Collected data entries
◇ ◇ ◇

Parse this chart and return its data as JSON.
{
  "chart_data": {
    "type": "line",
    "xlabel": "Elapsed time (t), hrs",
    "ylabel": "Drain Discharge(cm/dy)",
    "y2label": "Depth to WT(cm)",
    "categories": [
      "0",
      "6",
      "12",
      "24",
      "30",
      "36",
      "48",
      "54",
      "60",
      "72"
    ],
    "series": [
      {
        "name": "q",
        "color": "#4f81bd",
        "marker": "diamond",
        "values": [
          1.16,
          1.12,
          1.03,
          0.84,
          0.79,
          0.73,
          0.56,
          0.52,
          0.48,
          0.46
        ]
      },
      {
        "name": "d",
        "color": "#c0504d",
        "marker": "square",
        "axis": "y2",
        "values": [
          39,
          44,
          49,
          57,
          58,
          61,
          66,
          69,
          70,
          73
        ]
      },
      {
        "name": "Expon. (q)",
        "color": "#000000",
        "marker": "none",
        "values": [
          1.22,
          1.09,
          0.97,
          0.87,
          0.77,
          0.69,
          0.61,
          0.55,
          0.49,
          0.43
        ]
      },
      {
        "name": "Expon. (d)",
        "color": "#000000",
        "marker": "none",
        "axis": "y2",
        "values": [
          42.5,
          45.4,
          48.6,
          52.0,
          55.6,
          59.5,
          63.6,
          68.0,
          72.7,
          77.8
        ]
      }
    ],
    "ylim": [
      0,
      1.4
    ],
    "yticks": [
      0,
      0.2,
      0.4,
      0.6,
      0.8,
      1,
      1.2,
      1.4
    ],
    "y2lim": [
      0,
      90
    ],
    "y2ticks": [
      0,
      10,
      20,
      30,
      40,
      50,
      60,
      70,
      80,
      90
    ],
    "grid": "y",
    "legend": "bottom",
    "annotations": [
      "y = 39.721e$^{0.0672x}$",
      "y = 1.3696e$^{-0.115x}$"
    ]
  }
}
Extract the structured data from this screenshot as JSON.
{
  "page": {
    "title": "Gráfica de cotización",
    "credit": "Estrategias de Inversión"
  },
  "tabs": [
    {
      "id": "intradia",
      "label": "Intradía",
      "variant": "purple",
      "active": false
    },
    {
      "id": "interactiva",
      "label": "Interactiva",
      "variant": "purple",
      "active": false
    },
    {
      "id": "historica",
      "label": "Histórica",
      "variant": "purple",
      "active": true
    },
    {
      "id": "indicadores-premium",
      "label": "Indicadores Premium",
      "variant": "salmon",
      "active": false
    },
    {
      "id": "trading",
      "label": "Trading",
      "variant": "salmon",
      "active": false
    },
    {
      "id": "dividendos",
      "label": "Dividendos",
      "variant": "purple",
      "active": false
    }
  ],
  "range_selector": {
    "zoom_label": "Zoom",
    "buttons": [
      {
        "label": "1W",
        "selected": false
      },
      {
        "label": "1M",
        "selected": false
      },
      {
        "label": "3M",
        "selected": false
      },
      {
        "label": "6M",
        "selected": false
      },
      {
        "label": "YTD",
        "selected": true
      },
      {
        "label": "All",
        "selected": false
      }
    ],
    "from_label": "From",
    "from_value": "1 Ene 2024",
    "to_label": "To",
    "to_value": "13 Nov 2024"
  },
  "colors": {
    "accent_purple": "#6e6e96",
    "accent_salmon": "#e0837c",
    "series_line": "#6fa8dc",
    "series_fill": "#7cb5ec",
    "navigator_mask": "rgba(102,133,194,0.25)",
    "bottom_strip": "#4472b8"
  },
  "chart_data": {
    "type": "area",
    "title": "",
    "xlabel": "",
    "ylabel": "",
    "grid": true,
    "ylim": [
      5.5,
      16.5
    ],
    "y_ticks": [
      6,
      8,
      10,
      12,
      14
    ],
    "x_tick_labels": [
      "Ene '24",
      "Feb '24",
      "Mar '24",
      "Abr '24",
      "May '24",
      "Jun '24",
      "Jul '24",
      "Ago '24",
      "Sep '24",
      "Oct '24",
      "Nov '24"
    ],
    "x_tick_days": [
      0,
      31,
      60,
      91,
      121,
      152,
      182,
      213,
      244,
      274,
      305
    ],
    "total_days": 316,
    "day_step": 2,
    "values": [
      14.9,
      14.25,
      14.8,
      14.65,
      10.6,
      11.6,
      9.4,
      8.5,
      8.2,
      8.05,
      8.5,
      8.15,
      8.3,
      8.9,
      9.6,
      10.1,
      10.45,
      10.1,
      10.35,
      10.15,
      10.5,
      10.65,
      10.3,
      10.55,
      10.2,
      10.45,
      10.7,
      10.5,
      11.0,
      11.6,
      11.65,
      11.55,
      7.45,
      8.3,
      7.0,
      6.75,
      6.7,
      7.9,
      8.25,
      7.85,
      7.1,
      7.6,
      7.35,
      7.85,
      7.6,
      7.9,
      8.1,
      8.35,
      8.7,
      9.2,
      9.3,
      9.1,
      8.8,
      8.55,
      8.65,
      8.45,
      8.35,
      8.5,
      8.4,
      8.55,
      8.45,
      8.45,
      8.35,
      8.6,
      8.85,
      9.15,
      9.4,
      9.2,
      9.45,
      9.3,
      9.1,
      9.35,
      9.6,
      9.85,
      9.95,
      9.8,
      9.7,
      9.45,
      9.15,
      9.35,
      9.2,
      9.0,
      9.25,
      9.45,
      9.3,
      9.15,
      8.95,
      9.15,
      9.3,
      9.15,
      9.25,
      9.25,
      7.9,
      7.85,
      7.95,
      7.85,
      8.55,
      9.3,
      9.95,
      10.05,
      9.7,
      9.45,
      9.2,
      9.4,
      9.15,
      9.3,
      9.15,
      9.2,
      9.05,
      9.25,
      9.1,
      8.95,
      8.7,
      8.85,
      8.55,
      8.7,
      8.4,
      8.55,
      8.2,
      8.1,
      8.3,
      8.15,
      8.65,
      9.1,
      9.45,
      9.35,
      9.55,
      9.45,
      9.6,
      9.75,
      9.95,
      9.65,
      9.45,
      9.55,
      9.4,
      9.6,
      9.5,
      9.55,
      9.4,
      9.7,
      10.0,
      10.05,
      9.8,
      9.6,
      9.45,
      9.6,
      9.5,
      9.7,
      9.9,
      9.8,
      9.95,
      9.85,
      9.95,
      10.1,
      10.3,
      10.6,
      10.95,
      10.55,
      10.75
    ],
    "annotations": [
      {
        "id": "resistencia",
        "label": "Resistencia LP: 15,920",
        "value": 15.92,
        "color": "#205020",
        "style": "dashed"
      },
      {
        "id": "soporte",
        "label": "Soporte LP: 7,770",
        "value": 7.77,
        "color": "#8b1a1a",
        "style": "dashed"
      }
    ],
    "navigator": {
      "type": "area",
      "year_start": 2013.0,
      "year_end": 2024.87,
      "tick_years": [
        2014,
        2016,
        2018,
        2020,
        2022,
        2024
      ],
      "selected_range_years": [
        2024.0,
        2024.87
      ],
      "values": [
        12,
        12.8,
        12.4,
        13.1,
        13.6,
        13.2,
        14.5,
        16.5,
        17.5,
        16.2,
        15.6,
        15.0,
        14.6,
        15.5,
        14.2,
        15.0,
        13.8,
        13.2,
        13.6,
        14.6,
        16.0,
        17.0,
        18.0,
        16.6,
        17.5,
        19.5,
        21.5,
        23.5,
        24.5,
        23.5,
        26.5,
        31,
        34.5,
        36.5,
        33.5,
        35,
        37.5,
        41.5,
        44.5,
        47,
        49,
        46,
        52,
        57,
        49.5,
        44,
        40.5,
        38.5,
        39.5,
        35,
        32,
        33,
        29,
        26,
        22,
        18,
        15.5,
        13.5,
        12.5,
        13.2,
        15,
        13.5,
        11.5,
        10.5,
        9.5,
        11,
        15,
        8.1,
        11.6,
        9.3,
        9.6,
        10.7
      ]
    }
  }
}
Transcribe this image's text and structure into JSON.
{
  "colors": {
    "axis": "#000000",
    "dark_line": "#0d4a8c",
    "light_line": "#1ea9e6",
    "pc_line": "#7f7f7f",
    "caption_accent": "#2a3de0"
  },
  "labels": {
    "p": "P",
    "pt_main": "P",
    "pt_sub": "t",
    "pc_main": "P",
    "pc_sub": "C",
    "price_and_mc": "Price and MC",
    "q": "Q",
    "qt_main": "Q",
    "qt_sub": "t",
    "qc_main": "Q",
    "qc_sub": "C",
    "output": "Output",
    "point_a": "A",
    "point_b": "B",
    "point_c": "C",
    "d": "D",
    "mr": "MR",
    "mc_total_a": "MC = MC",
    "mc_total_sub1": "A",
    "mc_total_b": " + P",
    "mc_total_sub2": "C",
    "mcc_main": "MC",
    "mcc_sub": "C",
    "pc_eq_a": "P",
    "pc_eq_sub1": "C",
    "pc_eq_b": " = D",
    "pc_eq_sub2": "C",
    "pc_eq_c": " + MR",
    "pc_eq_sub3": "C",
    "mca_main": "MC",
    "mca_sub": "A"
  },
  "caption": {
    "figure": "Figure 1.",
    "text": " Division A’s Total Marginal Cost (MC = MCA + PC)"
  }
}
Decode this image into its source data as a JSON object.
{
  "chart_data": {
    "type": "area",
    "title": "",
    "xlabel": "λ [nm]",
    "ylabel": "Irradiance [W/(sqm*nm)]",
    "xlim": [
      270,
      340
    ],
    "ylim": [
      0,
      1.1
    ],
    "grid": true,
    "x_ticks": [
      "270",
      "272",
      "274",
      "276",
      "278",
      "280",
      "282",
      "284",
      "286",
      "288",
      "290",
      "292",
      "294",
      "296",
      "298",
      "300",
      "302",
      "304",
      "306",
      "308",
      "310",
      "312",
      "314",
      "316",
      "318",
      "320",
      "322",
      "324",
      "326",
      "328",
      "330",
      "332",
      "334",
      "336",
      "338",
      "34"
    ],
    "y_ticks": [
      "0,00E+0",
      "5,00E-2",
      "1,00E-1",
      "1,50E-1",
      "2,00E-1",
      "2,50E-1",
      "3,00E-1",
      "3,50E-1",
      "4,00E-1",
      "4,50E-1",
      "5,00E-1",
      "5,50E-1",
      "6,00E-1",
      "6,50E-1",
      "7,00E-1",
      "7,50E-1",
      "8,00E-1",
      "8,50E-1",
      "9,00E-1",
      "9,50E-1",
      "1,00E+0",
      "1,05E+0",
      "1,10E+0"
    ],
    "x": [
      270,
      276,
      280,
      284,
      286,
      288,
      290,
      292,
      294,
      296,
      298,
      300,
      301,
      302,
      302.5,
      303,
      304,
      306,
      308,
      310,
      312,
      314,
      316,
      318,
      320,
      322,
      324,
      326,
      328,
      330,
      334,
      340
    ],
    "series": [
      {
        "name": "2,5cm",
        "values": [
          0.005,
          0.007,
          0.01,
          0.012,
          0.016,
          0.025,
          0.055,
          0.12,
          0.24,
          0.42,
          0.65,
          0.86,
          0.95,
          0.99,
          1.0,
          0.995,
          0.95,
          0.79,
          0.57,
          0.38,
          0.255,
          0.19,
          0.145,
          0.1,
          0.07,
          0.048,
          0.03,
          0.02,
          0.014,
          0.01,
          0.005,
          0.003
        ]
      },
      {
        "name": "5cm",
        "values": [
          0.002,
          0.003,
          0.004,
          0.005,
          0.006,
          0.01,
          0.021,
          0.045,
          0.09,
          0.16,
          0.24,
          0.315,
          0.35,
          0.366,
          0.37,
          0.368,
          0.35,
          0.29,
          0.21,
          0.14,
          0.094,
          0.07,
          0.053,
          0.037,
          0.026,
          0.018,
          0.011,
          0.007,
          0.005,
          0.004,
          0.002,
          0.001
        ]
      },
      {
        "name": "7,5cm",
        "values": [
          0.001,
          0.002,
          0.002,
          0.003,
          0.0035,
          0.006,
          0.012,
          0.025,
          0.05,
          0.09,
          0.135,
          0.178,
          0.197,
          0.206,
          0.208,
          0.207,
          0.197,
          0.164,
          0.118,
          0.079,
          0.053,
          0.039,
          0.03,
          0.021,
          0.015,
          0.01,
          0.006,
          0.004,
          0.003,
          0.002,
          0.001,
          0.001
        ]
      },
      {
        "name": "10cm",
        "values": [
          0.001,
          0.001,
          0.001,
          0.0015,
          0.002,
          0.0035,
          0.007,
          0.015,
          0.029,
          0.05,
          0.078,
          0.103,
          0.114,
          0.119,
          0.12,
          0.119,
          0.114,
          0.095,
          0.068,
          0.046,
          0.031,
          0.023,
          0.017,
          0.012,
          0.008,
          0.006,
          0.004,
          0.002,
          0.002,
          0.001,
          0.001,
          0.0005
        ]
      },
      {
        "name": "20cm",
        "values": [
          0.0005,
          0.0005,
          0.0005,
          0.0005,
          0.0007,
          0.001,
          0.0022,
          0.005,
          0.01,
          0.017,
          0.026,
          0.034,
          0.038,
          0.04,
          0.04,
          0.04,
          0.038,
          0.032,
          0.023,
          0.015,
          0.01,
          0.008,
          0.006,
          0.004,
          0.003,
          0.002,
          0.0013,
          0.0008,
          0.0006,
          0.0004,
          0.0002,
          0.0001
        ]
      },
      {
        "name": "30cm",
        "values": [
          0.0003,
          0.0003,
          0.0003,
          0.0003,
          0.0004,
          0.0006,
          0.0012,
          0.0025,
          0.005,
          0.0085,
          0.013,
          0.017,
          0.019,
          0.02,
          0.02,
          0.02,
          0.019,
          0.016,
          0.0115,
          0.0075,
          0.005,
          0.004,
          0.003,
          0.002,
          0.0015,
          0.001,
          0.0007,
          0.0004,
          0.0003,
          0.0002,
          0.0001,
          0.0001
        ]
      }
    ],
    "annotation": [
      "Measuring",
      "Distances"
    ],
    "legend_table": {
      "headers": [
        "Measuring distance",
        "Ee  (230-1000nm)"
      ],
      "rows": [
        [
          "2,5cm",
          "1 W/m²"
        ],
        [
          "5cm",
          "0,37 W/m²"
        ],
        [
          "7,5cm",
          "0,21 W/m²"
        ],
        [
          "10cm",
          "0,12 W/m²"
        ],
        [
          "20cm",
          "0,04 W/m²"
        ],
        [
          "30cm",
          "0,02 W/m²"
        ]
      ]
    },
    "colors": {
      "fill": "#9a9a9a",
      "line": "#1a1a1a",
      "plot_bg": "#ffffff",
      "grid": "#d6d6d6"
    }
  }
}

◇ ◇ ◇

▶ _Directions for this task_: List every line above that contains the word "into".

▶ _Exercise output_:
Transcribe this image's text and structure into JSON.
Decode this image into its source data as a JSON object.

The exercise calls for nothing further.